[Saved data entries]
(begin)

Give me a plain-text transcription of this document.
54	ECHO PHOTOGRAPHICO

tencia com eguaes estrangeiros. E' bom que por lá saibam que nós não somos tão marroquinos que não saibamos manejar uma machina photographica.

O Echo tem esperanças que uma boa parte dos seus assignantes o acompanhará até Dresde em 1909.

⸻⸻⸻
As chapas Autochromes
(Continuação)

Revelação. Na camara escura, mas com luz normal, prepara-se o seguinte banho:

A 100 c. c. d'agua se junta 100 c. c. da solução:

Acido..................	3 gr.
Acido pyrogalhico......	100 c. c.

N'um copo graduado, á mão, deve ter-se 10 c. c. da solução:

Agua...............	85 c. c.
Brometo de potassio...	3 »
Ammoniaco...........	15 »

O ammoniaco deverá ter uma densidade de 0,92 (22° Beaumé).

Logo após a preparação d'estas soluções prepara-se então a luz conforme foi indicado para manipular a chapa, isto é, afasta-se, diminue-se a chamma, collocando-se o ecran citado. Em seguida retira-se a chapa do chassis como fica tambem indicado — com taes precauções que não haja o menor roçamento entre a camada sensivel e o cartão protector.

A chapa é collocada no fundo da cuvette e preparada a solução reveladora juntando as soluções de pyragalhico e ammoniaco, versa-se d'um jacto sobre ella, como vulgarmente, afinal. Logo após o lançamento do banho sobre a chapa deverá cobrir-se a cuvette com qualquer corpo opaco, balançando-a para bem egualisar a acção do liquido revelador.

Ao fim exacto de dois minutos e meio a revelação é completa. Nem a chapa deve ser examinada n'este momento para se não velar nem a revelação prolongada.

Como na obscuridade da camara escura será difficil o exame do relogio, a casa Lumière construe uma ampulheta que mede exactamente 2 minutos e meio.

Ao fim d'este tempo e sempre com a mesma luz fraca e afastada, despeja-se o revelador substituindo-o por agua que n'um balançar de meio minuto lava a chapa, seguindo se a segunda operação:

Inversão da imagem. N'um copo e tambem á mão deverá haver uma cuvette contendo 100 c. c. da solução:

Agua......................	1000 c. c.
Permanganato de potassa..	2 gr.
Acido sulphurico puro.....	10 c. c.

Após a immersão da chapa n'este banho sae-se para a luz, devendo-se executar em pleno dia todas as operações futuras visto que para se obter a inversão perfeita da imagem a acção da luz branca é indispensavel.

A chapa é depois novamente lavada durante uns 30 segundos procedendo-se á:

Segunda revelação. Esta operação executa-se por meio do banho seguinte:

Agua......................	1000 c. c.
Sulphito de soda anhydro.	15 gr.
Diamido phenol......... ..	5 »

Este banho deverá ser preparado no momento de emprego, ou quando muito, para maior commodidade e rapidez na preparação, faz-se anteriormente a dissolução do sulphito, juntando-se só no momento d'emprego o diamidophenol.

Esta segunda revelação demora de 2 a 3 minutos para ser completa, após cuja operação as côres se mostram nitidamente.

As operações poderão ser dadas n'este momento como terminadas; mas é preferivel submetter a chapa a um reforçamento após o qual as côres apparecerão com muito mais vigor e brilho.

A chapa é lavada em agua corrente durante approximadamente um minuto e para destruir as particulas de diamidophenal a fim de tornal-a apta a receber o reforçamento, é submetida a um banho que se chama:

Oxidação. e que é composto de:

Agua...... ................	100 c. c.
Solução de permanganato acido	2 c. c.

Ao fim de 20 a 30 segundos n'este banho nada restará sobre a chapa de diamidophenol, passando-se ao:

(end)

● Exercise instructions
Extract, word for word, each line of the listing above.

● Task solution
Give me a plain-text transcription of this document.
54	ECHO PHOTOGRAPHICO

tencia com eguaes estrangeiros. E' bom que por lá saibam que nós não somos tão marroquinos que não saibamos manejar uma machina photographica.

O Echo tem esperanças que uma boa parte dos seus assignantes o acompanhará até Dresde em 1909.

⸻⸻⸻
As chapas Autochromes
(Continuação)

Revelação. Na camara escura, mas com luz normal, prepara-se o seguinte banho:

A 100 c. c. d'agua se junta 100 c. c. da solução:

Acido..................	3 gr.
Acido pyrogalhico......	100 c. c.

N'um copo graduado, á mão, deve ter-se 10 c. c. da solução:

Agua...............	85 c. c.
Brometo de potassio...	3 »
Ammoniaco...........	15 »

O ammoniaco deverá ter uma densidade de 0,92 (22° Beaumé).

Logo após a preparação d'estas soluções prepara-se então a luz conforme foi indicado para manipular a chapa, isto é, afasta-se, diminue-se a chamma, collocando-se o ecran citado. Em seguida retira-se a chapa do chassis como fica tambem indicado — com taes precauções que não haja o menor roçamento entre a camada sensivel e o cartão protector.

A chapa é collocada no fundo da cuvette e preparada a solução reveladora juntando as soluções de pyragalhico e ammoniaco, versa-se d'um jacto sobre ella, como vulgarmente, afinal. Logo após o lançamento do banho sobre a chapa deverá cobrir-se a cuvette com qualquer corpo opaco, balançando-a para bem egualisar a acção do liquido revelador.

Ao fim exacto de dois minutos e meio a revelação é completa. Nem a chapa deve ser examinada n'este momento para se não velar nem a revelação prolongada.

Como na obscuridade da camara escura será difficil o exame do relogio, a casa Lumière construe uma ampulheta que mede exactamente 2 minutos e meio.

Ao fim d'este tempo e sempre com a mesma luz fraca e afastada, despeja-se o revelador substituindo-o por agua que n'um balançar de meio minuto lava a chapa, seguindo se a segunda operação:

Inversão da imagem. N'um copo e tambem á mão deverá haver uma cuvette contendo 100 c. c. da solução:

Agua......................	1000 c. c.
Permanganato de potassa..	2 gr.
Acido sulphurico puro.....	10 c. c.

Após a immersão da chapa n'este banho sae-se para a luz, devendo-se executar em pleno dia todas as operações futuras visto que para se obter a inversão perfeita da imagem a acção da luz branca é indispensavel.

A chapa é depois novamente lavada durante uns 30 segundos procedendo-se á:

Segunda revelação. Esta operação executa-se por meio do banho seguinte:

Agua......................	1000 c. c.
Sulphito de soda anhydro.	15 gr.
Diamido phenol......... ..	5 »

Este banho deverá ser preparado no momento de emprego, ou quando muito, para maior commodidade e rapidez na preparação, faz-se anteriormente a dissolução do sulphito, juntando-se só no momento d'emprego o diamidophenol.

Esta segunda revelação demora de 2 a 3 minutos para ser completa, após cuja operação as côres se mostram nitidamente.

As operações poderão ser dadas n'este momento como terminadas; mas é preferivel submetter a chapa a um reforçamento após o qual as côres apparecerão com muito mais vigor e brilho.

A chapa é lavada em agua corrente durante approximadamente um minuto e para destruir as particulas de diamidophenal a fim de tornal-a apta a receber o reforçamento, é submetida a um banho que se chama:

Oxidação. e que é composto de:

Agua...... ................	100 c. c.
Solução de permanganato acido	2 c. c.

Ao fim de 20 a 30 segundos n'este banho nada restará sobre a chapa de diamidophenol, passando-se ao:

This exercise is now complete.